Stated goal: Retype each of the items below line for line, without changing anything, and leave the pictures out of your answer.

Data provided:
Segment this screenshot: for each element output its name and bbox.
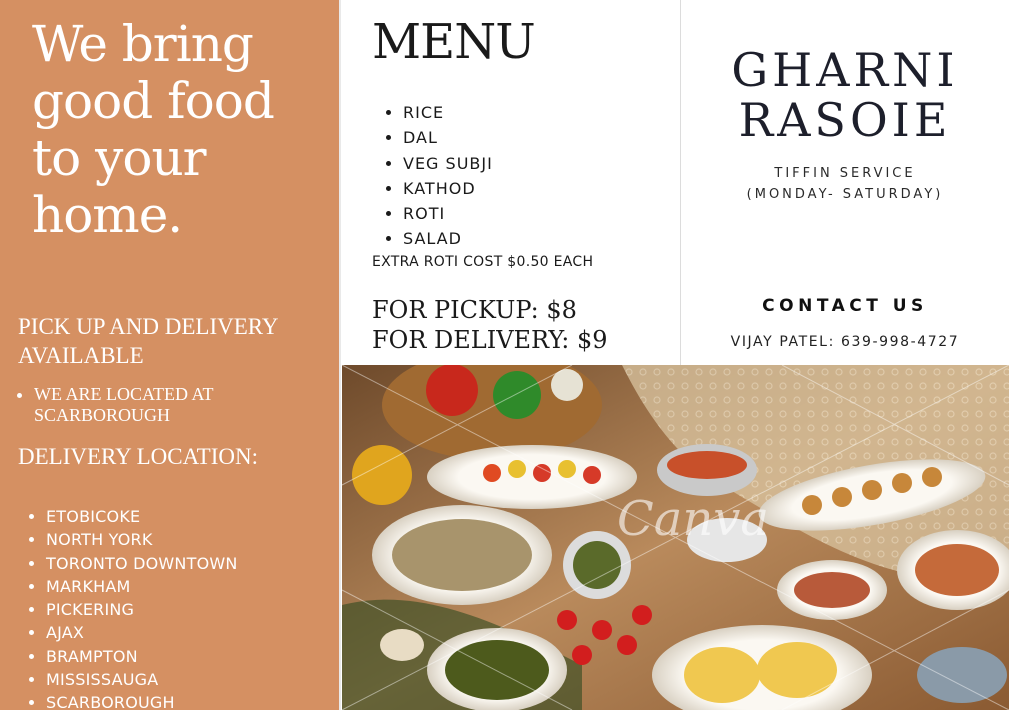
menu-item: SALAD <box>403 226 493 251</box>
delivery-price: FOR DELIVERY: $9 <box>372 326 608 354</box>
cherry-tomato <box>557 610 577 630</box>
delivery-location-heading: DELIVERY LOCATION: <box>18 444 258 469</box>
menu-title: MENU <box>372 14 536 70</box>
delivery-location-item: NORTH YORK <box>46 528 238 551</box>
side-dish <box>915 544 999 596</box>
tagline-line2: (MONDAY- SATURDAY) <box>746 187 944 202</box>
mushroom <box>380 629 424 661</box>
cherry-tomato <box>572 645 592 665</box>
menu-item: RICE <box>403 100 493 125</box>
appetizer-item <box>483 464 501 482</box>
mushrooms <box>392 519 532 591</box>
brand-panel: GHARNI RASOIE TIFFIN SERVICE (MONDAY- SA… <box>681 0 1009 365</box>
contact-phone: VIJAY PATEL: 639-998-4727 <box>730 334 960 350</box>
anchovy-roll <box>802 495 822 515</box>
pasta <box>684 647 760 703</box>
delivery-location-item: ETOBICOKE <box>46 505 238 528</box>
appetizer-plate <box>427 445 637 509</box>
delivery-location-item: PICKERING <box>46 598 238 621</box>
delivery-location-item: AJAX <box>46 621 238 644</box>
tagline-line1: TIFFIN SERVICE <box>774 166 916 181</box>
appetizer-item <box>533 464 551 482</box>
watermark-text: Canva <box>617 491 769 547</box>
brand-name-line2: RASOIE <box>738 93 952 147</box>
pickup-delivery-heading: PICK UP AND DELIVERY AVAILABLE <box>18 314 278 368</box>
menu-item: KATHOD <box>403 176 493 201</box>
location-note-list: WE ARE LOCATED AT SCARBOROUGH <box>18 384 294 426</box>
delivery-location-item: TORONTO DOWNTOWN <box>46 552 238 575</box>
food-photo-illustration: Canva <box>342 365 1009 710</box>
delivery-location-item: MISSISSAUGA <box>46 668 238 691</box>
tagline: TIFFIN SERVICE (MONDAY- SATURDAY) <box>681 163 1009 205</box>
menu-item: DAL <box>403 125 493 150</box>
cherry-tomato <box>617 635 637 655</box>
gravy <box>667 451 747 479</box>
menu-item-list: RICE DAL VEG SUBJI KATHOD ROTI SALAD <box>386 100 493 252</box>
capers <box>573 541 621 589</box>
food-photo: Canva <box>342 365 1009 710</box>
location-note: WE ARE LOCATED AT SCARBOROUGH <box>34 384 294 426</box>
appetizer-item <box>558 460 576 478</box>
green-pepper <box>493 371 541 419</box>
pickup-price: FOR PICKUP: $8 <box>372 296 577 324</box>
menu-item: ROTI <box>403 201 493 226</box>
menu-item: VEG SUBJI <box>403 151 493 176</box>
brand-name: GHARNI RASOIE <box>681 45 1009 145</box>
cherry-tomato <box>632 605 652 625</box>
delivery-location-item: MARKHAM <box>46 575 238 598</box>
rolled-anchovies <box>794 572 870 608</box>
red-pepper <box>426 365 478 416</box>
delivery-location-item: BRAMPTON <box>46 645 238 668</box>
delivery-location-item: SCARBOROUGH <box>46 691 238 714</box>
pasta <box>757 642 837 698</box>
appetizer-item <box>508 460 526 478</box>
anchovy-roll <box>892 473 912 493</box>
brand-name-line1: GHARNI <box>731 43 959 97</box>
extra-roti-note: EXTRA ROTI COST $0.50 EACH <box>372 254 594 270</box>
contact-heading: CONTACT US <box>762 296 928 316</box>
anchovy-roll <box>922 467 942 487</box>
headline: We bring good food to your home. <box>32 15 275 244</box>
menu-panel: MENU RICE DAL VEG SUBJI KATHOD ROTI SALA… <box>342 0 680 365</box>
anchovy-roll <box>862 480 882 500</box>
left-panel: We bring good food to your home. PICK UP… <box>0 0 341 712</box>
sardines <box>917 647 1007 703</box>
anchovy-roll <box>832 487 852 507</box>
appetizer-item <box>583 466 601 484</box>
cherry-tomato <box>592 620 612 640</box>
delivery-location-list: ETOBICOKE NORTH YORK TORONTO DOWNTOWN MA… <box>28 505 238 715</box>
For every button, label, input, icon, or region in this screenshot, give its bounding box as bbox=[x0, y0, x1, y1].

Answer to the problem:
Segment this screenshot: for each element output its name and bbox.
menu-item: SALAD <box>403 226 493 251</box>
delivery-price: FOR DELIVERY: $9 <box>372 326 608 354</box>
cherry-tomato <box>557 610 577 630</box>
delivery-location-heading: DELIVERY LOCATION: <box>18 444 258 469</box>
menu-title: MENU <box>372 14 536 70</box>
delivery-location-item: NORTH YORK <box>46 528 238 551</box>
side-dish <box>915 544 999 596</box>
tagline-line2: (MONDAY- SATURDAY) <box>746 187 944 202</box>
mushroom <box>380 629 424 661</box>
cherry-tomato <box>572 645 592 665</box>
menu-item: RICE <box>403 100 493 125</box>
appetizer-item <box>483 464 501 482</box>
mushrooms <box>392 519 532 591</box>
brand-panel: GHARNI RASOIE TIFFIN SERVICE (MONDAY- SA… <box>681 0 1009 365</box>
contact-phone: VIJAY PATEL: 639-998-4727 <box>730 334 960 350</box>
anchovy-roll <box>802 495 822 515</box>
pasta <box>684 647 760 703</box>
delivery-location-item: ETOBICOKE <box>46 505 238 528</box>
appetizer-plate <box>427 445 637 509</box>
delivery-location-item: PICKERING <box>46 598 238 621</box>
delivery-location-item: AJAX <box>46 621 238 644</box>
tagline-line1: TIFFIN SERVICE <box>774 166 916 181</box>
appetizer-item <box>533 464 551 482</box>
watermark-text: Canva <box>617 491 769 547</box>
brand-name-line2: RASOIE <box>738 93 952 147</box>
pickup-delivery-heading: PICK UP AND DELIVERY AVAILABLE <box>18 314 278 368</box>
menu-item: KATHOD <box>403 176 493 201</box>
location-note-list: WE ARE LOCATED AT SCARBOROUGH <box>18 384 294 426</box>
delivery-location-item: TORONTO DOWNTOWN <box>46 552 238 575</box>
food-photo-illustration: Canva <box>342 365 1009 710</box>
delivery-location-item: MISSISSAUGA <box>46 668 238 691</box>
tagline: TIFFIN SERVICE (MONDAY- SATURDAY) <box>681 163 1009 205</box>
menu-item: DAL <box>403 125 493 150</box>
cherry-tomato <box>617 635 637 655</box>
gravy <box>667 451 747 479</box>
menu-item-list: RICE DAL VEG SUBJI KATHOD ROTI SALAD <box>386 100 493 252</box>
capers <box>573 541 621 589</box>
food-photo: Canva <box>342 365 1009 710</box>
location-note: WE ARE LOCATED AT SCARBOROUGH <box>34 384 294 426</box>
appetizer-item <box>558 460 576 478</box>
green-pepper <box>493 371 541 419</box>
pickup-price: FOR PICKUP: $8 <box>372 296 577 324</box>
menu-item: ROTI <box>403 201 493 226</box>
menu-item: VEG SUBJI <box>403 151 493 176</box>
brand-name: GHARNI RASOIE <box>681 45 1009 145</box>
cherry-tomato <box>632 605 652 625</box>
delivery-location-item: MARKHAM <box>46 575 238 598</box>
rolled-anchovies <box>794 572 870 608</box>
red-pepper <box>426 365 478 416</box>
delivery-location-item: BRAMPTON <box>46 645 238 668</box>
delivery-location-item: SCARBOROUGH <box>46 691 238 714</box>
pasta <box>757 642 837 698</box>
appetizer-item <box>508 460 526 478</box>
anchovy-roll <box>892 473 912 493</box>
brand-name-line1: GHARNI <box>731 43 959 97</box>
extra-roti-note: EXTRA ROTI COST $0.50 EACH <box>372 254 594 270</box>
contact-heading: CONTACT US <box>762 296 928 316</box>
anchovy-roll <box>922 467 942 487</box>
headline: We bring good food to your home. <box>32 15 275 244</box>
menu-panel: MENU RICE DAL VEG SUBJI KATHOD ROTI SALA… <box>342 0 680 365</box>
anchovy-roll <box>862 480 882 500</box>
left-panel: We bring good food to your home. PICK UP… <box>0 0 341 712</box>
sardines <box>917 647 1007 703</box>
anchovy-roll <box>832 487 852 507</box>
appetizer-item <box>583 466 601 484</box>
cherry-tomato <box>592 620 612 640</box>
delivery-location-list: ETOBICOKE NORTH YORK TORONTO DOWNTOWN MA… <box>28 505 238 715</box>
For every button, label, input, icon, or region in this screenshot, give its bounding box as bbox=[x0, y0, x1, y1].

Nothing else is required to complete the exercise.